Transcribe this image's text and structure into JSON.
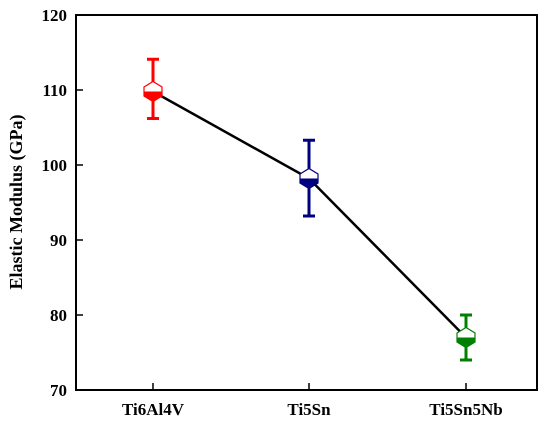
{
  "chart_data": {
    "type": "scatter",
    "title": "",
    "xlabel": "",
    "ylabel": "Elastic Modulus (GPa)",
    "ylim": [
      70,
      120
    ],
    "yticks": [
      70,
      80,
      90,
      100,
      110,
      120
    ],
    "grid": false,
    "categories": [
      "Ti6Al4V",
      "Ti5Sn",
      "Ti5Sn5Nb"
    ],
    "values": [
      109.8,
      98.2,
      77.0
    ],
    "error_low": [
      106.2,
      93.2,
      74.0
    ],
    "error_high": [
      114.1,
      103.3,
      80.0
    ],
    "colors": [
      "#ff0000",
      "#000080",
      "#008000"
    ],
    "line_color": "#000000",
    "marker": "half-filled-hexagon"
  }
}
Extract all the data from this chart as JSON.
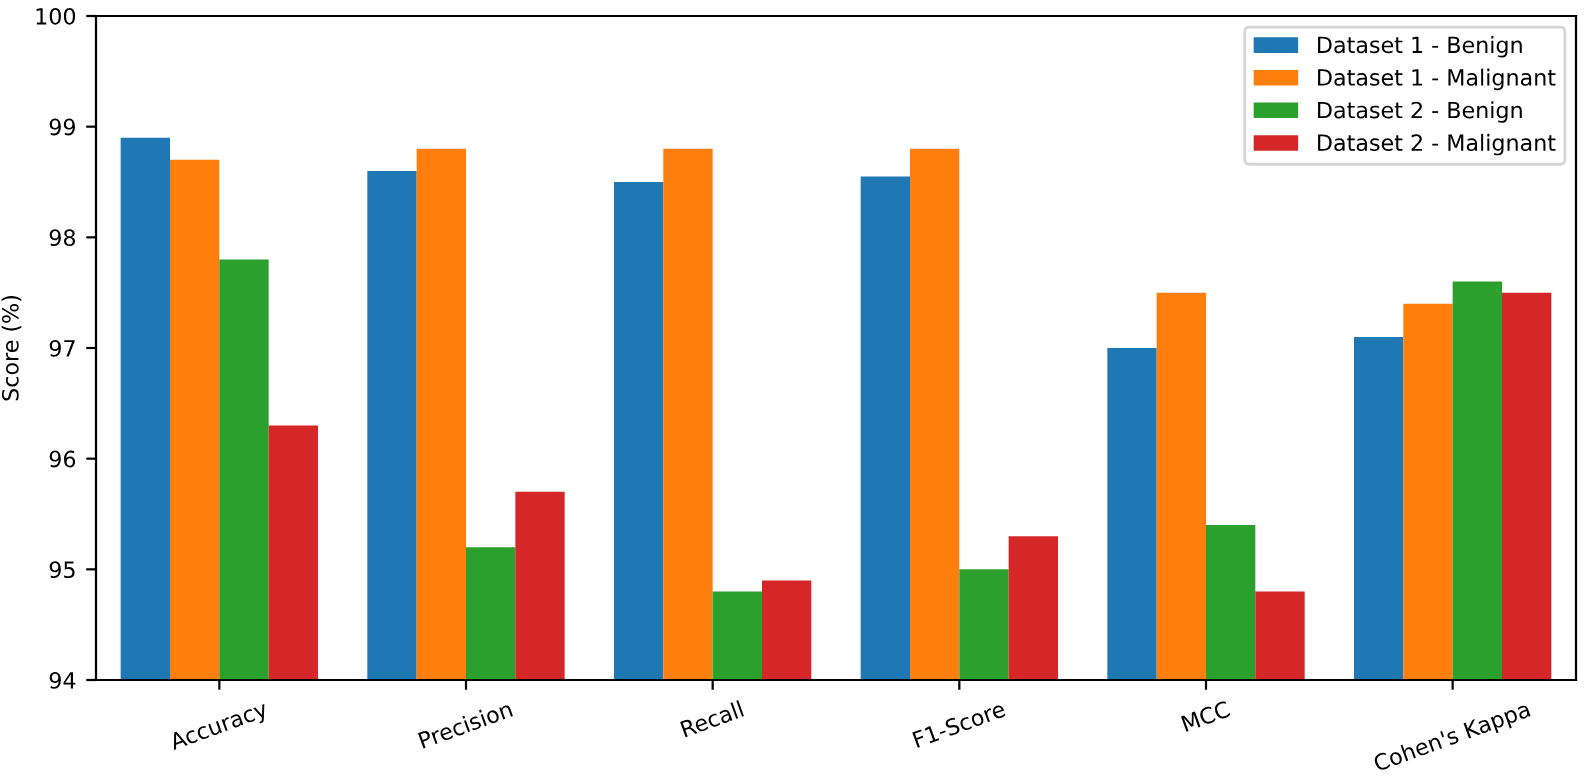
{
  "chart_data": {
    "type": "bar",
    "ylabel": "Score (%)",
    "categories": [
      "Accuracy",
      "Precision",
      "Recall",
      "F1-Score",
      "MCC",
      "Cohen's Kappa"
    ],
    "series": [
      {
        "name": "Dataset 1 - Benign",
        "color": "#1f77b4",
        "values": [
          98.9,
          98.6,
          98.5,
          98.55,
          97.0,
          97.1
        ]
      },
      {
        "name": "Dataset 1 - Malignant",
        "color": "#ff7f0e",
        "values": [
          98.7,
          98.8,
          98.8,
          98.8,
          97.5,
          97.4
        ]
      },
      {
        "name": "Dataset 2 - Benign",
        "color": "#2ca02c",
        "values": [
          97.8,
          95.2,
          94.8,
          95.0,
          95.4,
          97.6
        ]
      },
      {
        "name": "Dataset 2 - Malignant",
        "color": "#d62728",
        "values": [
          96.3,
          95.7,
          94.9,
          95.3,
          94.8,
          97.5
        ]
      }
    ],
    "ylim": [
      94,
      100
    ],
    "yticks": [
      94,
      95,
      96,
      97,
      98,
      99,
      100
    ],
    "grid": false,
    "legend": "top right"
  }
}
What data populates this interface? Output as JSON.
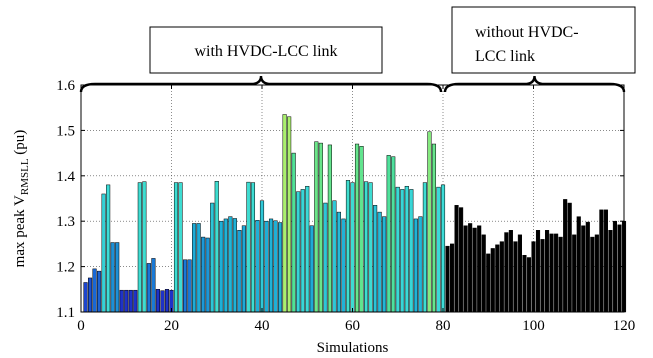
{
  "chart_data": {
    "type": "bar",
    "xlabel": "Simulations",
    "ylabel_main": "max peak V",
    "ylabel_sub": "RMSLL",
    "ylabel_unit": " (pu)",
    "xlim": [
      0,
      120
    ],
    "ylim": [
      1.1,
      1.6
    ],
    "xticks": [
      0,
      20,
      40,
      60,
      80,
      100,
      120
    ],
    "yticks": [
      1.1,
      1.2,
      1.3,
      1.4,
      1.5,
      1.6
    ],
    "grid": true,
    "annotations": [
      {
        "text": "with HVDC-LCC link",
        "range": [
          0,
          80
        ]
      },
      {
        "text_lines": [
          "without HVDC-",
          "LCC link"
        ],
        "range": [
          80,
          120
        ]
      }
    ],
    "groups": [
      {
        "range": [
          1,
          80
        ],
        "color_scale": "blue-cyan-green (colormap by value)"
      },
      {
        "range": [
          81,
          120
        ],
        "color": "#000000"
      }
    ],
    "values": [
      1.165,
      1.175,
      1.195,
      1.19,
      1.36,
      1.38,
      1.253,
      1.253,
      1.148,
      1.148,
      1.148,
      1.148,
      1.385,
      1.387,
      1.207,
      1.218,
      1.15,
      1.147,
      1.15,
      1.148,
      1.385,
      1.385,
      1.215,
      1.215,
      1.295,
      1.295,
      1.265,
      1.263,
      1.34,
      1.388,
      1.3,
      1.305,
      1.31,
      1.306,
      1.28,
      1.29,
      1.386,
      1.385,
      1.302,
      1.345,
      1.3,
      1.305,
      1.301,
      1.297,
      1.535,
      1.53,
      1.45,
      1.365,
      1.37,
      1.377,
      1.29,
      1.475,
      1.472,
      1.34,
      1.468,
      1.345,
      1.32,
      1.305,
      1.39,
      1.385,
      1.47,
      1.465,
      1.387,
      1.385,
      1.335,
      1.32,
      1.31,
      1.445,
      1.442,
      1.375,
      1.37,
      1.377,
      1.37,
      1.305,
      1.31,
      1.385,
      1.497,
      1.47,
      1.375,
      1.38,
      1.245,
      1.25,
      1.335,
      1.33,
      1.29,
      1.295,
      1.285,
      1.29,
      1.27,
      1.228,
      1.24,
      1.248,
      1.255,
      1.275,
      1.28,
      1.255,
      1.27,
      1.225,
      1.22,
      1.255,
      1.28,
      1.26,
      1.28,
      1.272,
      1.272,
      1.265,
      1.348,
      1.34,
      1.27,
      1.31,
      1.29,
      1.298,
      1.265,
      1.27,
      1.325,
      1.325,
      1.28,
      1.3,
      1.292,
      1.3
    ]
  }
}
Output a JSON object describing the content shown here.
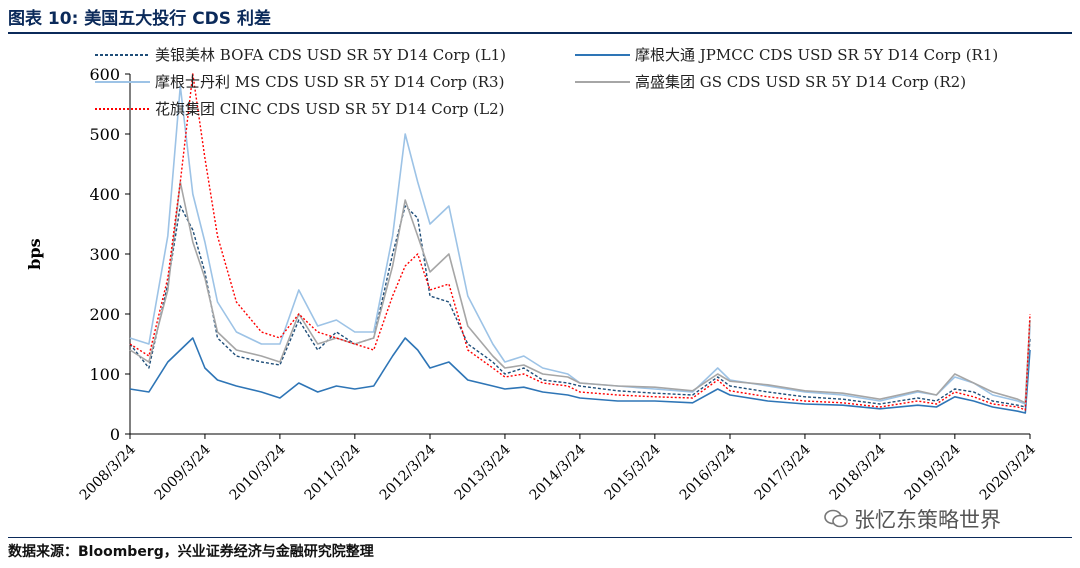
{
  "title": "图表 10:  美国五大投行 CDS 利差",
  "source": "数据来源：Bloomberg，兴业证券经济与金融研究院整理",
  "watermark": "张忆东策略世界",
  "chart_data": {
    "type": "line",
    "title": "图表 10:  美国五大投行 CDS 利差",
    "xlabel": "",
    "ylabel": "bps",
    "ylim": [
      0,
      600
    ],
    "yticks": [
      0,
      100,
      200,
      300,
      400,
      500,
      600
    ],
    "xticks": [
      "2008/3/24",
      "2009/3/24",
      "2010/3/24",
      "2011/3/24",
      "2012/3/24",
      "2013/3/24",
      "2014/3/24",
      "2015/3/24",
      "2016/3/24",
      "2017/3/24",
      "2018/3/24",
      "2019/3/24",
      "2020/3/24"
    ],
    "grid": false,
    "legend_position": "top",
    "x": [
      "2008/3/24",
      "2008/6/24",
      "2008/9/24",
      "2008/11/24",
      "2009/1/24",
      "2009/3/24",
      "2009/5/24",
      "2009/8/24",
      "2009/12/24",
      "2010/3/24",
      "2010/6/24",
      "2010/9/24",
      "2010/12/24",
      "2011/3/24",
      "2011/6/24",
      "2011/9/24",
      "2011/11/24",
      "2012/1/24",
      "2012/3/24",
      "2012/6/24",
      "2012/9/24",
      "2013/1/24",
      "2013/3/24",
      "2013/6/24",
      "2013/9/24",
      "2014/1/24",
      "2014/3/24",
      "2014/9/24",
      "2015/3/24",
      "2015/9/24",
      "2016/1/24",
      "2016/3/24",
      "2016/9/24",
      "2017/3/24",
      "2017/9/24",
      "2018/3/24",
      "2018/9/24",
      "2018/12/24",
      "2019/3/24",
      "2019/6/24",
      "2019/9/24",
      "2020/1/24",
      "2020/3/1",
      "2020/3/24"
    ],
    "series": [
      {
        "name": "美银美林 BOFA CDS USD SR 5Y D14 Corp  (L1)",
        "color": "#1f4e79",
        "dash": "3,2",
        "width": 1.4,
        "values": [
          150,
          110,
          250,
          380,
          340,
          270,
          160,
          130,
          120,
          115,
          190,
          140,
          170,
          150,
          160,
          300,
          380,
          360,
          230,
          220,
          150,
          120,
          100,
          110,
          90,
          85,
          80,
          72,
          68,
          65,
          95,
          80,
          70,
          62,
          58,
          50,
          60,
          55,
          75,
          70,
          55,
          48,
          45,
          160
        ]
      },
      {
        "name": "摩根大通 JPMCC CDS USD SR 5Y D14 Corp  (R1)",
        "color": "#2e75b6",
        "dash": "",
        "width": 1.6,
        "values": [
          75,
          70,
          120,
          140,
          160,
          110,
          90,
          80,
          70,
          60,
          85,
          70,
          80,
          75,
          80,
          130,
          160,
          140,
          110,
          120,
          90,
          80,
          75,
          78,
          70,
          65,
          60,
          55,
          55,
          52,
          75,
          65,
          55,
          50,
          48,
          42,
          48,
          45,
          62,
          55,
          45,
          38,
          35,
          140
        ]
      },
      {
        "name": "摩根士丹利 MS CDS USD SR 5Y D14 Corp  (R3)",
        "color": "#9dc3e6",
        "dash": "",
        "width": 1.6,
        "values": [
          160,
          150,
          330,
          580,
          400,
          320,
          220,
          170,
          150,
          150,
          240,
          180,
          190,
          170,
          170,
          330,
          500,
          420,
          350,
          380,
          230,
          150,
          120,
          130,
          110,
          100,
          85,
          80,
          75,
          70,
          110,
          90,
          80,
          70,
          65,
          55,
          70,
          65,
          95,
          85,
          65,
          55,
          50,
          180
        ]
      },
      {
        "name": "高盛集团 GS CDS USD SR 5Y D14 Corp  (R2)",
        "color": "#a6a6a6",
        "dash": "",
        "width": 1.6,
        "values": [
          140,
          120,
          240,
          420,
          320,
          260,
          170,
          140,
          130,
          120,
          200,
          150,
          160,
          150,
          160,
          280,
          390,
          330,
          270,
          300,
          180,
          130,
          110,
          115,
          100,
          95,
          85,
          80,
          78,
          72,
          100,
          88,
          82,
          72,
          68,
          58,
          72,
          65,
          100,
          85,
          70,
          58,
          52,
          190
        ]
      },
      {
        "name": "花旗集团 CINC CDS USD SR 5Y D14 Corp  (L2)",
        "color": "#ff0000",
        "dash": "2,2",
        "width": 1.4,
        "values": [
          150,
          130,
          260,
          420,
          600,
          460,
          330,
          220,
          170,
          160,
          200,
          170,
          160,
          150,
          140,
          230,
          280,
          300,
          240,
          250,
          140,
          110,
          95,
          100,
          85,
          80,
          70,
          65,
          62,
          60,
          90,
          72,
          62,
          55,
          52,
          45,
          55,
          50,
          70,
          62,
          50,
          45,
          40,
          200
        ]
      }
    ]
  }
}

• The request:
Find "Malignant". Copy every line it occurs in.

• Complete response:
        "name": "Dataset 1 - Malignant",
        "name": "Dataset 2 - Malignant",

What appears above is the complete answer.